**Work to complete:**
The records below are to be quoted in full; please keep every word exact.

** start Entries provided **

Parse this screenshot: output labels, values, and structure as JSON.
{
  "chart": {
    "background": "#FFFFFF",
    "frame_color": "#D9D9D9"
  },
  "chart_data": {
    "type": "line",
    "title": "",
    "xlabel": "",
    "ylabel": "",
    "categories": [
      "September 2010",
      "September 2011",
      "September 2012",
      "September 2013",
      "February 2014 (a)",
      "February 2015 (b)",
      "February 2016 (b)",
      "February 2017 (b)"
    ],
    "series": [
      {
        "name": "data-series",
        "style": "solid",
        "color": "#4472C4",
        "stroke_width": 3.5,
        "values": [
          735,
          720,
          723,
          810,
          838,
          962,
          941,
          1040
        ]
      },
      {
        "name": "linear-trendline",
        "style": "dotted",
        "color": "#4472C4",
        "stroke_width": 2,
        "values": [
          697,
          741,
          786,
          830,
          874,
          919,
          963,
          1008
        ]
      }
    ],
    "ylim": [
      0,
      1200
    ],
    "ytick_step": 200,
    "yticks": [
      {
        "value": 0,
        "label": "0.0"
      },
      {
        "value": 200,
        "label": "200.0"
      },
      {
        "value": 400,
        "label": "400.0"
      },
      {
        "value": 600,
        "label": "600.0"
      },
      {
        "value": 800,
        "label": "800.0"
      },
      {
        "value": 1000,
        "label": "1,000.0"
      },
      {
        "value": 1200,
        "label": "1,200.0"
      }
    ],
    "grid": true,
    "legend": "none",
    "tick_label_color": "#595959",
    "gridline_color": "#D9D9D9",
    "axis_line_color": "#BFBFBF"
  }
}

** end Entries provided **

**Answer to this exercise:**
Parse this screenshot: output labels, values, and structure as JSON.
{
  "chart": {
    "background": "#FFFFFF",
    "frame_color": "#D9D9D9"
  },
  "chart_data": {
    "type": "line",
    "title": "",
    "xlabel": "",
    "ylabel": "",
    "categories": [
      "September 2010",
      "September 2011",
      "September 2012",
      "September 2013",
      "February 2014 (a)",
      "February 2015 (b)",
      "February 2016 (b)",
      "February 2017 (b)"
    ],
    "series": [
      {
        "name": "data-series",
        "style": "solid",
        "color": "#4472C4",
        "stroke_width": 3.5,
        "values": [
          735,
          720,
          723,
          810,
          838,
          962,
          941,
          1040
        ]
      },
      {
        "name": "linear-trendline",
        "style": "dotted",
        "color": "#4472C4",
        "stroke_width": 2,
        "values": [
          697,
          741,
          786,
          830,
          874,
          919,
          963,
          1008
        ]
      }
    ],
    "ylim": [
      0,
      1200
    ],
    "ytick_step": 200,
    "yticks": [
      {
        "value": 0,
        "label": "0.0"
      },
      {
        "value": 200,
        "label": "200.0"
      },
      {
        "value": 400,
        "label": "400.0"
      },
      {
        "value": 600,
        "label": "600.0"
      },
      {
        "value": 800,
        "label": "800.0"
      },
      {
        "value": 1000,
        "label": "1,000.0"
      },
      {
        "value": 1200,
        "label": "1,200.0"
      }
    ],
    "grid": true,
    "legend": "none",
    "tick_label_color": "#595959",
    "gridline_color": "#D9D9D9",
    "axis_line_color": "#BFBFBF"
  }
}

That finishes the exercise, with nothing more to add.